**Data entries:**
□ □ □
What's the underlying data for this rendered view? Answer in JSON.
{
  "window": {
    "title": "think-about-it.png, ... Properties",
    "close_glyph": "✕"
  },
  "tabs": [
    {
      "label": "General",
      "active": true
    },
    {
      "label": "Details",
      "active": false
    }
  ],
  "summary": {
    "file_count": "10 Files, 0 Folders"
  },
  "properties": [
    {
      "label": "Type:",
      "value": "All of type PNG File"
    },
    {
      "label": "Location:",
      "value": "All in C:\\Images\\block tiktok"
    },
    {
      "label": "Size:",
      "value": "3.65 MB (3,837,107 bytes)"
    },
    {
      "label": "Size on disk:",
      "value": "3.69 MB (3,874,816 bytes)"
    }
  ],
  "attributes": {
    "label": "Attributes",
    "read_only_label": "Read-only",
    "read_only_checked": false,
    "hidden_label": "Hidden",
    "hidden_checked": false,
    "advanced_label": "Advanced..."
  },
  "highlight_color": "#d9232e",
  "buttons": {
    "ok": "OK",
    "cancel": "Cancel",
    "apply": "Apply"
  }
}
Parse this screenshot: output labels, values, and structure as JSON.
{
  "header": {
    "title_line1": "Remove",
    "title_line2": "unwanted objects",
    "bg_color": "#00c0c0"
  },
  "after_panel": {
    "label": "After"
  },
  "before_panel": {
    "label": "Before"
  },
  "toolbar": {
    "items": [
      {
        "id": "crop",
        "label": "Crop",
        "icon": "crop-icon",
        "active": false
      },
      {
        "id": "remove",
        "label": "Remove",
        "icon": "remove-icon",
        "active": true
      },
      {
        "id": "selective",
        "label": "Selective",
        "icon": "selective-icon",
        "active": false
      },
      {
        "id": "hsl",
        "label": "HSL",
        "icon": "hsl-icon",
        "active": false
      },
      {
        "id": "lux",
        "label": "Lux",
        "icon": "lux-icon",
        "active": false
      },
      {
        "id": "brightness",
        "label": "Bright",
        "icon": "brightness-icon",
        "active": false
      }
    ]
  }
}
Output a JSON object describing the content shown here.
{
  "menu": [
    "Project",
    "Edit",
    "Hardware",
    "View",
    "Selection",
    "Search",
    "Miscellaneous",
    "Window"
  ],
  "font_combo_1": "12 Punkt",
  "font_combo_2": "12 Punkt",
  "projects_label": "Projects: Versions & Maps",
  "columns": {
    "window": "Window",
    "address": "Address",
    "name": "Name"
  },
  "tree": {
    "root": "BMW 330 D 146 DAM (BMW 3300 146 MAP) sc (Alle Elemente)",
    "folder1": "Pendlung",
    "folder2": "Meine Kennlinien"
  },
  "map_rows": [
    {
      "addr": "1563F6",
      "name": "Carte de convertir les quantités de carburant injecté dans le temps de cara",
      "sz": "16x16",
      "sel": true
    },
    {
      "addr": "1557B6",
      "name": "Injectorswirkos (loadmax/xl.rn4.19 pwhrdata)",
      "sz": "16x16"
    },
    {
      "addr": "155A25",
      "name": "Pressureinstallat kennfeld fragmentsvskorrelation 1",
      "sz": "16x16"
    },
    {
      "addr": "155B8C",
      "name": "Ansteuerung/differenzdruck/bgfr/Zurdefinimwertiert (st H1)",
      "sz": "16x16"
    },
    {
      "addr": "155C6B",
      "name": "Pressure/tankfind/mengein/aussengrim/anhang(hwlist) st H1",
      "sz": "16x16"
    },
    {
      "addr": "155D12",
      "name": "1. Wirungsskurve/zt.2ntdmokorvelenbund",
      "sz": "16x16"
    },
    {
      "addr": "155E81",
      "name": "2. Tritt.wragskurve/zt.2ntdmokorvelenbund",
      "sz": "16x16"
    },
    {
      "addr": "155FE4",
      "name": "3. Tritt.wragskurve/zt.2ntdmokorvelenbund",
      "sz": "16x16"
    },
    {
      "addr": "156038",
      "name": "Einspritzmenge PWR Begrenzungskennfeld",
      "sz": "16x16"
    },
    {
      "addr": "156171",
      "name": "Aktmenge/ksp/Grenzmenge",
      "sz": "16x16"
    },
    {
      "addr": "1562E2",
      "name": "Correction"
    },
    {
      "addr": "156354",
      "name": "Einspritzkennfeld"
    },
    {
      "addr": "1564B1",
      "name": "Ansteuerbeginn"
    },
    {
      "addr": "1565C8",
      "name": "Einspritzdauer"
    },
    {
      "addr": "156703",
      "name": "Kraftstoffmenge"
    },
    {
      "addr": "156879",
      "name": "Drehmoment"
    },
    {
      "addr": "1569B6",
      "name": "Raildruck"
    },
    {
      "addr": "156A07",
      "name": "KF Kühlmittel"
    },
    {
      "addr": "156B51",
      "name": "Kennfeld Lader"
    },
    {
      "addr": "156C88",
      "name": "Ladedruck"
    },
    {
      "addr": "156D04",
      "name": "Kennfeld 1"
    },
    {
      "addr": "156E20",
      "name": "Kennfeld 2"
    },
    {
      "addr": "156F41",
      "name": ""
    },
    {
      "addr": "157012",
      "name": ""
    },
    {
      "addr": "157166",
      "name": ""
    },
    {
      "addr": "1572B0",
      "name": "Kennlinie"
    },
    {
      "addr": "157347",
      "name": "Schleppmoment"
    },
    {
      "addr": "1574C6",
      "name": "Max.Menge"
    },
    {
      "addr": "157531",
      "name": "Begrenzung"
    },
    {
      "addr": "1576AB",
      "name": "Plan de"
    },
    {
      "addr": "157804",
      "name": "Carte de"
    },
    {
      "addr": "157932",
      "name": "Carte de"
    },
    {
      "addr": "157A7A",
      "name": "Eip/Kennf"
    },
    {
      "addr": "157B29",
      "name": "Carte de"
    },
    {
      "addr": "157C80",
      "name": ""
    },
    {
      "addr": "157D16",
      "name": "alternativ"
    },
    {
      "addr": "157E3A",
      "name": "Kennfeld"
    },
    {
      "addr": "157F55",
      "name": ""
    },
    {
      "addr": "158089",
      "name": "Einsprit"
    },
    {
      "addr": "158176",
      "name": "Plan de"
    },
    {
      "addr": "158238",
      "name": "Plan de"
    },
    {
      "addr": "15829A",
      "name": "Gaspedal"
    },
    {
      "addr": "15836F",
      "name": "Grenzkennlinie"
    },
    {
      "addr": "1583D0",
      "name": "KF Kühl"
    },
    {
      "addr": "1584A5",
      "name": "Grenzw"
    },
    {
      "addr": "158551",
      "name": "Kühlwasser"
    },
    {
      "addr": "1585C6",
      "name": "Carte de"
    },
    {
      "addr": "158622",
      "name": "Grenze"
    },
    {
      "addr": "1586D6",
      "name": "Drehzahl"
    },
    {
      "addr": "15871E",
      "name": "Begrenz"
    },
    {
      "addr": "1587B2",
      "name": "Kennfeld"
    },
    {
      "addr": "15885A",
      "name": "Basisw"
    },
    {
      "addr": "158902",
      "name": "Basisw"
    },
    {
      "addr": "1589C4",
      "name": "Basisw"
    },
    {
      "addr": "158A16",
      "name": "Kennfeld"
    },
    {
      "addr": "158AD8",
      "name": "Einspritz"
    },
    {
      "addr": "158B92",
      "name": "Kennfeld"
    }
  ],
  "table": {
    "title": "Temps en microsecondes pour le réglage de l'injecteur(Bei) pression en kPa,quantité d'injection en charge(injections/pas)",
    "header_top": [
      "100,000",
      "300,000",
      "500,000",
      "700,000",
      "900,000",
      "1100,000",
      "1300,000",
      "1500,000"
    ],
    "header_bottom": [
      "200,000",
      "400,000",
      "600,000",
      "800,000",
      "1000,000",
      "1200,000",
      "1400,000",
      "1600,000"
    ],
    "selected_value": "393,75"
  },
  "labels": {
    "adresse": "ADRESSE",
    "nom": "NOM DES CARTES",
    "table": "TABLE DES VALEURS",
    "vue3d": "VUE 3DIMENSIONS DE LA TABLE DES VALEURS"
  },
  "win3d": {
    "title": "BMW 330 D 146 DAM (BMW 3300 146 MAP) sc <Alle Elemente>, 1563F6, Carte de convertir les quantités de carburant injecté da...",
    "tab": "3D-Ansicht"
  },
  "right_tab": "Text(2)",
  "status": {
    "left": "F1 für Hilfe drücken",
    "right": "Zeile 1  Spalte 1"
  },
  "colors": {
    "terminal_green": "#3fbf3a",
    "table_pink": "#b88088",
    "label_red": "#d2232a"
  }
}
□ □ □
**To do:**
Pick every line with "Alle" in it and copy it.

**Output below:**
    "root": "BMW 330 D 146 DAM (BMW 3300 146 MAP) sc (Alle Elemente)",
    "title": "BMW 330 D 146 DAM (BMW 3300 146 MAP) sc <Alle Elemente>, 1563F6, Carte de convertir les quantités de carburant injecté da...",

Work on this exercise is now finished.